**** GIVEN INFORMATION

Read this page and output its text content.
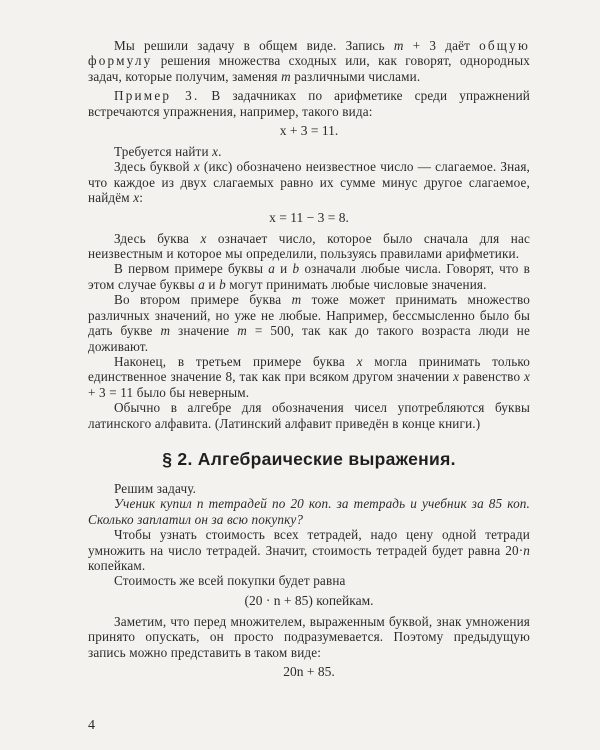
Мы решили задачу в общем виде. Запись m + 3 даёт общую формулу решения множества сходных или, как говорят, однородных задач, которые получим, заменяя m различными числами.

Пример 3. В задачниках по арифметике среди упражнений встречаются упражнения, например, такого вида:

x + 3 = 11.

Требуется найти x.

Здесь буквой x (икс) обозначено неизвестное число — слагаемое. Зная, что каждое из двух слагаемых равно их сумме минус другое слагаемое, найдём x:

x = 11 − 3 = 8.

Здесь буква x означает число, которое было сначала для нас неизвестным и которое мы определили, пользуясь правилами арифметики.

В первом примере буквы a и b означали любые числа. Говорят, что в этом случае буквы a и b могут принимать любые числовые значения.

Во втором примере буква m тоже может принимать множество различных значений, но уже не любые. Например, бессмысленно было бы дать букве m значение m = 500, так как до такого возраста люди не доживают.

Наконец, в третьем примере буква x могла принимать только единственное значение 8, так как при всяком другом значении x равенство x + 3 = 11 было бы неверным.

Обычно в алгебре для обозначения чисел употребляются буквы латинского алфавита. (Латинский алфавит приведён в конце книги.)

§ 2. Алгебраические выражения.

Решим задачу.

Ученик купил n тетрадей по 20 коп. за тетрадь и учебник за 85 коп. Сколько заплатил он за всю покупку?

Чтобы узнать стоимость всех тетрадей, надо цену одной тетради умножить на число тетрадей. Значит, стоимость тетрадей будет равна 20·n копейкам.

Стоимость же всей покупки будет равна

(20 · n + 85) копейкам.

Заметим, что перед множителем, выраженным буквой, знак умножения принято опускать, он просто подразумевается. Поэтому предыдущую запись можно представить в таком виде:

20n + 85.
4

********

▶ WRITTEN INSTRUCTION
Pick out, from the lines above, every one that contains the string "тетрадей".

▶ IN RESPONSE
Ученик купил n тетрадей по 20 коп. за тетрадь и учебник за 85 коп. Сколько заплатил он за всю покупку?
Чтобы узнать стоимость всех тетрадей, надо цену одной тетради умножить на число тетрадей. Значит, стоимость тетрадей будет равна 20·n копейкам.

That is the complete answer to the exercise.